• STATED GOAL
Give only the number of lines that include the string "title".

• STORED ROWS
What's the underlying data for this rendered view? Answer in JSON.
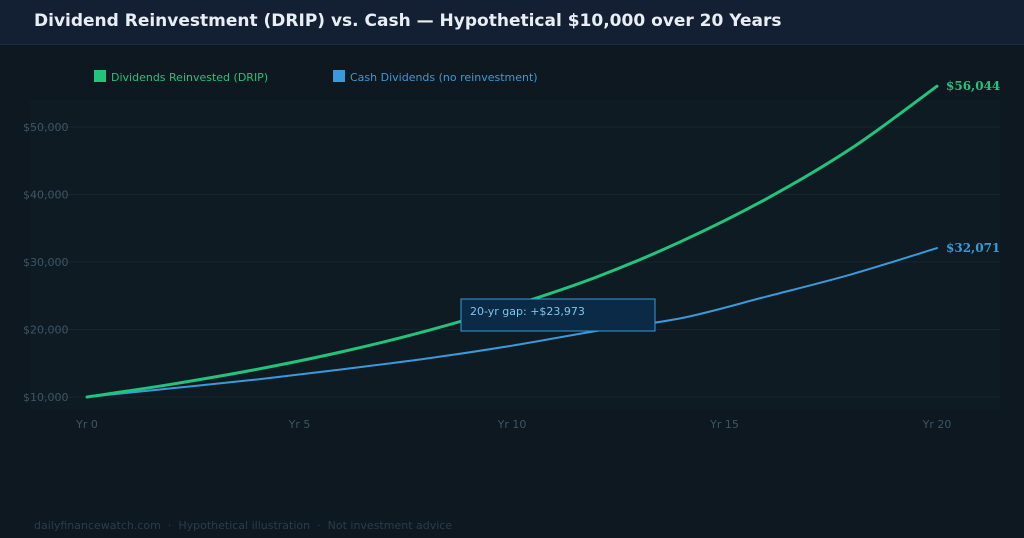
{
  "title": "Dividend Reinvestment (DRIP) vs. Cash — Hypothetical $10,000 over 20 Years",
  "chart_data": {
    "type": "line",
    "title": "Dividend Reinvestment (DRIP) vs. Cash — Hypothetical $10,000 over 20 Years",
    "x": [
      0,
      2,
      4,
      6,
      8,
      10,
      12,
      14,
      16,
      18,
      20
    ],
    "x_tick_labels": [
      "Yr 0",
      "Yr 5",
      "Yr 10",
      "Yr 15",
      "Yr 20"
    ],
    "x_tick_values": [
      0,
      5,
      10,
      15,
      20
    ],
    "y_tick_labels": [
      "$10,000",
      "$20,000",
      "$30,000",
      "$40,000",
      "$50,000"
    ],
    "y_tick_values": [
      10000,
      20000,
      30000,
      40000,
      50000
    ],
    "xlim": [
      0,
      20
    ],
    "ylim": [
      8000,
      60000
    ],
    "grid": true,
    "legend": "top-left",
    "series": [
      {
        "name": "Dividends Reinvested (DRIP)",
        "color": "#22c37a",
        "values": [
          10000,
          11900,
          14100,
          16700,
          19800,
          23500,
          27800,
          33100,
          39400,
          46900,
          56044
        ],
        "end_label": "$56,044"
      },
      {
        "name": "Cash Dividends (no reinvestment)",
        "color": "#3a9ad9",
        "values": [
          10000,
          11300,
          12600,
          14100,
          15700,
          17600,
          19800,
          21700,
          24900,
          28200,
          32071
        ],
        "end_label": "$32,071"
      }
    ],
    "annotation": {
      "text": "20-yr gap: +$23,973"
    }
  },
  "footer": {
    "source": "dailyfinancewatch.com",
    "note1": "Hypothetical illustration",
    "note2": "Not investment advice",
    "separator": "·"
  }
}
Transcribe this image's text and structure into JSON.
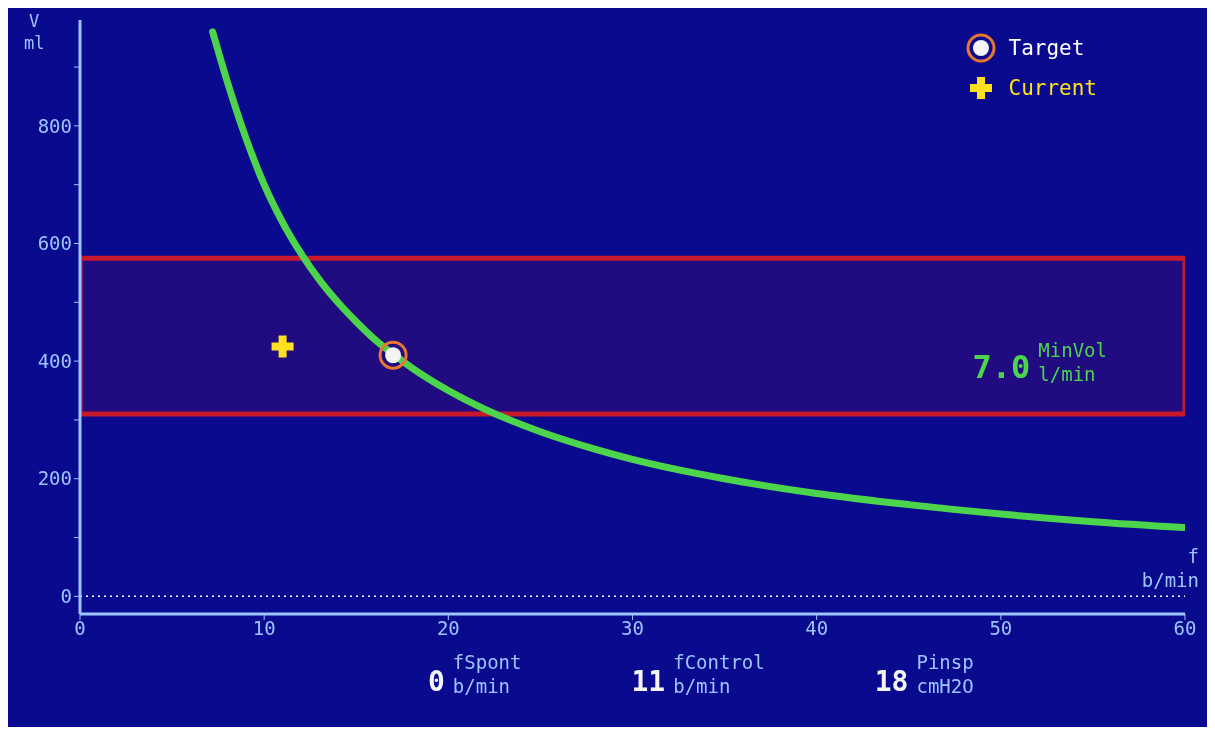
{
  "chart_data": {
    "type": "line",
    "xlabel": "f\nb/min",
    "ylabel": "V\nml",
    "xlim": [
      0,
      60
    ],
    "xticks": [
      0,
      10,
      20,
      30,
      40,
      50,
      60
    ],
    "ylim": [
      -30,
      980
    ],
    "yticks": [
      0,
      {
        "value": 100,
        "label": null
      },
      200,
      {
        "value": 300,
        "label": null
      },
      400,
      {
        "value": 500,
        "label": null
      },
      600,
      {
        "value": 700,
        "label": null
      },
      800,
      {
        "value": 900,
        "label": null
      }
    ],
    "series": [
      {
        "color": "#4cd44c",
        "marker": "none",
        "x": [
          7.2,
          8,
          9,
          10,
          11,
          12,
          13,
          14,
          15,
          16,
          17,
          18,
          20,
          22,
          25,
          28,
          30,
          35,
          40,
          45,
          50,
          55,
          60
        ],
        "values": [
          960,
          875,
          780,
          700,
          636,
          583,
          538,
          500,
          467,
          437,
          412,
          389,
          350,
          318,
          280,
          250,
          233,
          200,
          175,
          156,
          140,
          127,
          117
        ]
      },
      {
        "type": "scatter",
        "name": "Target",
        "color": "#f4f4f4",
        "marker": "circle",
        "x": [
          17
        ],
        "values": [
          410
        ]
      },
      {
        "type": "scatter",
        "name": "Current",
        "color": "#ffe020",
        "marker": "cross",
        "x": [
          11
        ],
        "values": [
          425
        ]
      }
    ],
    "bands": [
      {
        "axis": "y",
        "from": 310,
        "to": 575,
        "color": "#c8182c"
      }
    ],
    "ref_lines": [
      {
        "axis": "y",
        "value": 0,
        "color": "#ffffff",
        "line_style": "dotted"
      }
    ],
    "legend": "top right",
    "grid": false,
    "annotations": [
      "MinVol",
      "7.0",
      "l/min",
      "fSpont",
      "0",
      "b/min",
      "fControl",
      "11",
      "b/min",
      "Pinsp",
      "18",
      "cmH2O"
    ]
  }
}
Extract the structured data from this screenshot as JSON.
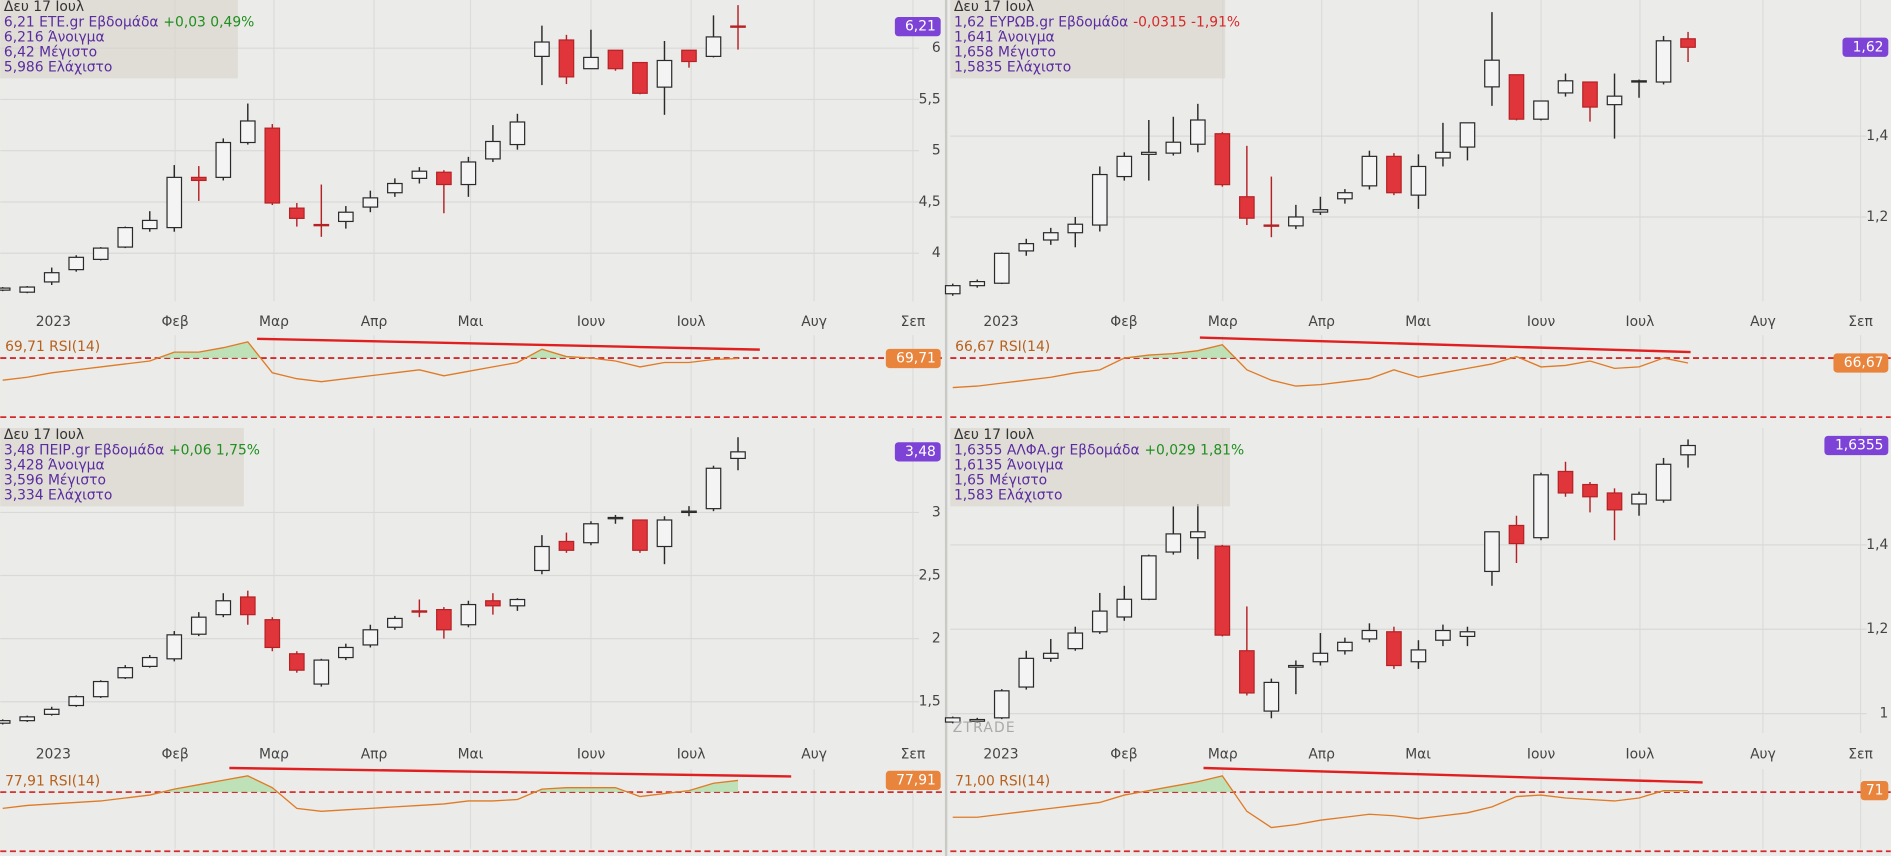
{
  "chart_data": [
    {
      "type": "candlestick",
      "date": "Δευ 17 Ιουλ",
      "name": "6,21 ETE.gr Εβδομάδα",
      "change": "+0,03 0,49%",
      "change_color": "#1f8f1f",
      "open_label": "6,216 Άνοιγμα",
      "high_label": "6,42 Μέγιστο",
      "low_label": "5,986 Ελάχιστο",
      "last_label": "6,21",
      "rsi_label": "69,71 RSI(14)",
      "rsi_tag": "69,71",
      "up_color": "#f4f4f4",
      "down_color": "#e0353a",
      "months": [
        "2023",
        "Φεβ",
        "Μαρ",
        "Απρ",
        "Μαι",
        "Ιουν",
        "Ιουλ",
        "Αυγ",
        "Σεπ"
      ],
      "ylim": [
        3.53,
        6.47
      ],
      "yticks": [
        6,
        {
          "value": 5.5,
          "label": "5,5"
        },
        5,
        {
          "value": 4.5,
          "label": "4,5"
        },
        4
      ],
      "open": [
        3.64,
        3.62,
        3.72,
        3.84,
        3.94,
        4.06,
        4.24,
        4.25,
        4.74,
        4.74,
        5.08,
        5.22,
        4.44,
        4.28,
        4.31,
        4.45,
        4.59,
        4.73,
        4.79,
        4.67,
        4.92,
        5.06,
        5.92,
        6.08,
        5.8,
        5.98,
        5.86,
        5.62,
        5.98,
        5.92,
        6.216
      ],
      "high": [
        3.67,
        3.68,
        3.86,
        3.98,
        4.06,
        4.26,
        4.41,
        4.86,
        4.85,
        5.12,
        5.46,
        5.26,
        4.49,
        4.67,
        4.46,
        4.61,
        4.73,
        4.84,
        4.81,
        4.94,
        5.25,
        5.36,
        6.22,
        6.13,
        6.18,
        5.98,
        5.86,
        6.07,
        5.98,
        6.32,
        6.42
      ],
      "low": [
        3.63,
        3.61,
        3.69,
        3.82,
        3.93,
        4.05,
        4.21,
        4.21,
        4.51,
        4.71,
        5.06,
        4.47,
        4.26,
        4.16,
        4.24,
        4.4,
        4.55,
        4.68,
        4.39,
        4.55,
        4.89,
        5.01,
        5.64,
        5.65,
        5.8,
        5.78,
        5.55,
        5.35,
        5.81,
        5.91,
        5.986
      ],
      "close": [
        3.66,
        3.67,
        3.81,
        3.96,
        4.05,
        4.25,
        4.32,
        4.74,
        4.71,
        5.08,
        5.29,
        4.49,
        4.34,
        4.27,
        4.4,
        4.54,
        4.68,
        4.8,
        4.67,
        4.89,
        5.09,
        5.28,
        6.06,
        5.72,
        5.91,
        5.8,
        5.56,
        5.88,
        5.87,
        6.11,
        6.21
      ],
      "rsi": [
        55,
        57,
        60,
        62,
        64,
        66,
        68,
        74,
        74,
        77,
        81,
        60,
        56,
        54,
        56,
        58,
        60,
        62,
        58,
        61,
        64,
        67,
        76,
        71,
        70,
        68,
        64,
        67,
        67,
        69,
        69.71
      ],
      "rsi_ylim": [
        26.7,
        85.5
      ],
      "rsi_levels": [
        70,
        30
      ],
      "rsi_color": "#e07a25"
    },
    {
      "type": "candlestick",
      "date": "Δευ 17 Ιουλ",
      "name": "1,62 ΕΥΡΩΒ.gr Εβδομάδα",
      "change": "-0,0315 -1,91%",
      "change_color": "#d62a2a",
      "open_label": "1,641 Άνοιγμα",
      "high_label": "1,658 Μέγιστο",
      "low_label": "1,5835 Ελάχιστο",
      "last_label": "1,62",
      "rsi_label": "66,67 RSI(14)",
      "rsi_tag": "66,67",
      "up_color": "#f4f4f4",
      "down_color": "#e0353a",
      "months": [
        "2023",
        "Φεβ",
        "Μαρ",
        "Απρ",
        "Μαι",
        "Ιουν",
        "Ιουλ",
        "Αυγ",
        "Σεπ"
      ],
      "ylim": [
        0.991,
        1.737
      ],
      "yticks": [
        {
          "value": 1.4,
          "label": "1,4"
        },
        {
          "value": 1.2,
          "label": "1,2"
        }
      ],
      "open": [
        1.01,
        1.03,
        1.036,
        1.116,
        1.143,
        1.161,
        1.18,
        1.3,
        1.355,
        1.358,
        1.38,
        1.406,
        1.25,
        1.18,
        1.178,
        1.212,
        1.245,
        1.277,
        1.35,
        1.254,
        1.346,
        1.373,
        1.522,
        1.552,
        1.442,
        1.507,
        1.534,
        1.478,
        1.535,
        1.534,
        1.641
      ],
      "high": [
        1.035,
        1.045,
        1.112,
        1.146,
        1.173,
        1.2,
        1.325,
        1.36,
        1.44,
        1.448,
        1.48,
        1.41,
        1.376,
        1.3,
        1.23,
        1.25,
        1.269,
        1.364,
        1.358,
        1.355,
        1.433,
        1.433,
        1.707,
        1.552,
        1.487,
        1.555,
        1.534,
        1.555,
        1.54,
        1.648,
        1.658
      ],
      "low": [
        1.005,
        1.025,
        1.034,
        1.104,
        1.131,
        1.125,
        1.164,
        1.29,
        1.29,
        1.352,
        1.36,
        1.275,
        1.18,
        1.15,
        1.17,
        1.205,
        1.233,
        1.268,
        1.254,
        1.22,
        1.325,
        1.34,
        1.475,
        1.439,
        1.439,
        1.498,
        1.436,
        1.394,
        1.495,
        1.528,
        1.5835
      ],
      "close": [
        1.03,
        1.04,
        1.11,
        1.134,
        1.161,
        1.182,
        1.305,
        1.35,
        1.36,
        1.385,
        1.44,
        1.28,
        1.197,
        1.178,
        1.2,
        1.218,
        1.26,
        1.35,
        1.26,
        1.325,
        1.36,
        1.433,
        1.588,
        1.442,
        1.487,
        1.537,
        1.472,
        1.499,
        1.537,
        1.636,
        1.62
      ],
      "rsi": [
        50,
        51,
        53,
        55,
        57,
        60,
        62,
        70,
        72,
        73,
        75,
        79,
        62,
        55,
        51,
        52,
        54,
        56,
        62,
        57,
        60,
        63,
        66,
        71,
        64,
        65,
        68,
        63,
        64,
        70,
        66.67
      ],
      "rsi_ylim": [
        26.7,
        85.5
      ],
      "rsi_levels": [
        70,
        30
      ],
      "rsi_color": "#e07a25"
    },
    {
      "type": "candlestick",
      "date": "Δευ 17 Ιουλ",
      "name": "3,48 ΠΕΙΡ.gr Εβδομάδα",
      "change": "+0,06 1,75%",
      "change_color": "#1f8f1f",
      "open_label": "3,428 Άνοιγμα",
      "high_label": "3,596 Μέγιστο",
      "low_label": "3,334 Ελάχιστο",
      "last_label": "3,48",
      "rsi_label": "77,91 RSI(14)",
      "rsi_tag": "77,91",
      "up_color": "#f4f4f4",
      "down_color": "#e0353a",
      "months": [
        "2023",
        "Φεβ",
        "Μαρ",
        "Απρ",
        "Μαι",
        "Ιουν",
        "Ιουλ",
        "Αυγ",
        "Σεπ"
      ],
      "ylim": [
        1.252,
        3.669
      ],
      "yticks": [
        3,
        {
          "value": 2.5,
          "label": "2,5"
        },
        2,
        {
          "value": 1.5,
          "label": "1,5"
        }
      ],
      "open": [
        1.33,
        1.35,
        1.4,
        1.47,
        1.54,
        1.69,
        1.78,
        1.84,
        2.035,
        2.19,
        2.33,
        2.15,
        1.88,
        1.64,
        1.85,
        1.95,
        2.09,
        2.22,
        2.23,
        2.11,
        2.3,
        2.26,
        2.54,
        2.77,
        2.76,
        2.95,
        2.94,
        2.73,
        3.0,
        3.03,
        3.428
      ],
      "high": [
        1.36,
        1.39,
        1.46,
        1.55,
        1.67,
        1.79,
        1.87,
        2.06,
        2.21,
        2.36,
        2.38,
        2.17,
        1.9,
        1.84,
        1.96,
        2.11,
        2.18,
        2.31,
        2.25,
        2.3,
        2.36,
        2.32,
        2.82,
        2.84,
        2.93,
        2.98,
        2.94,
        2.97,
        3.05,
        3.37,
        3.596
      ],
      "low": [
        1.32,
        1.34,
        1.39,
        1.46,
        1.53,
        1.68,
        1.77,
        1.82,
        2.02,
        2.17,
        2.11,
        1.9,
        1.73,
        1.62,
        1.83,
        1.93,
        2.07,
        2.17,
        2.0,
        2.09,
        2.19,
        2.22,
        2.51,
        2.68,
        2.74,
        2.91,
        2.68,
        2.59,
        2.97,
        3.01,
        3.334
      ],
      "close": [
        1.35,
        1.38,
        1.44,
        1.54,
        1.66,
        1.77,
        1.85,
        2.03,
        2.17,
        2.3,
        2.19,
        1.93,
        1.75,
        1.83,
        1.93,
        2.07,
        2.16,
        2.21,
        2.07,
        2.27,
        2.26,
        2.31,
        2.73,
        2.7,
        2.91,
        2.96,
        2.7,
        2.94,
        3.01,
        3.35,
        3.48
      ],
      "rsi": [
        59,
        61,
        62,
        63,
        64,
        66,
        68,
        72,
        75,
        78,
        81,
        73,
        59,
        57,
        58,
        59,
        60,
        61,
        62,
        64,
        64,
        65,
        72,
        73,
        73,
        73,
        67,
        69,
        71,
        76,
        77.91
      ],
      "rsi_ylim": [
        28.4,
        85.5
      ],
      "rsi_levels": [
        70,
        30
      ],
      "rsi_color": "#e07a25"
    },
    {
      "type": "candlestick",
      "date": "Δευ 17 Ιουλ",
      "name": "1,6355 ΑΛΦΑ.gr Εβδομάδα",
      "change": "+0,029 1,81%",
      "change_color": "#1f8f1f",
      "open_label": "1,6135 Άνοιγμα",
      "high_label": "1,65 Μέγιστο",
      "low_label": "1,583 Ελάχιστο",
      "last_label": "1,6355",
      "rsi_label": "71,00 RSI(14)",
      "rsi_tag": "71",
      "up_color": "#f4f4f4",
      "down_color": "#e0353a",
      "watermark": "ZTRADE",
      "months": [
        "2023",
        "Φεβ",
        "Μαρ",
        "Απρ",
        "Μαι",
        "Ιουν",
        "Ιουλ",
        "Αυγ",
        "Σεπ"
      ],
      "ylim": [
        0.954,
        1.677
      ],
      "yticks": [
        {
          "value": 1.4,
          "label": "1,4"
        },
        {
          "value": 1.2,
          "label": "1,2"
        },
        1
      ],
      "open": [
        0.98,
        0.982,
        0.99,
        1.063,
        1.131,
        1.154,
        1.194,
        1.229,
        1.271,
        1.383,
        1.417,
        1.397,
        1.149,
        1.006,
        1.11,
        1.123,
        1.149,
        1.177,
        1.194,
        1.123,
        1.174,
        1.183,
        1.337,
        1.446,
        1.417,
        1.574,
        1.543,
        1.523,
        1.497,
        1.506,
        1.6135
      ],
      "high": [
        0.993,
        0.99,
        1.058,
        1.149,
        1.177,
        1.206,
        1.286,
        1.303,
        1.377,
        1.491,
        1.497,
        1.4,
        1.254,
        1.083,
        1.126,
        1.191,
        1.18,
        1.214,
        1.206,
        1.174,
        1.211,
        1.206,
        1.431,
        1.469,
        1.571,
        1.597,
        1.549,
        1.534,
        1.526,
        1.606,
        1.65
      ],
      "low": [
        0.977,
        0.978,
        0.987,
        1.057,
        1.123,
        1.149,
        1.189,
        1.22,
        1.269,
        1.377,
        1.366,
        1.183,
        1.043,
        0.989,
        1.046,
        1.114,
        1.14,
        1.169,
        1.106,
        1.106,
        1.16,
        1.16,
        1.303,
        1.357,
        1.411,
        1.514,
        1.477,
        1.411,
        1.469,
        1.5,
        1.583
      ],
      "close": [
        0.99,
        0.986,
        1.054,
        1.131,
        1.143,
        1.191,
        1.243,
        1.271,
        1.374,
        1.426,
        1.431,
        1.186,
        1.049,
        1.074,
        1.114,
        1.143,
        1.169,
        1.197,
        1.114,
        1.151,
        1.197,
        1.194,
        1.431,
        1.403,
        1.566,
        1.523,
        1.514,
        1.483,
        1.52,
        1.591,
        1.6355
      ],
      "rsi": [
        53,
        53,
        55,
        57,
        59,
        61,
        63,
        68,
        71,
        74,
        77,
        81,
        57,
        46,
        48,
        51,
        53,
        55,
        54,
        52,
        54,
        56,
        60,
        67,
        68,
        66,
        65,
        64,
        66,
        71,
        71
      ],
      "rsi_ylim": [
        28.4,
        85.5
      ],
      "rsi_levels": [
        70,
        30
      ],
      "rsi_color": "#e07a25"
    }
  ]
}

• EXPECTED ANSWER
2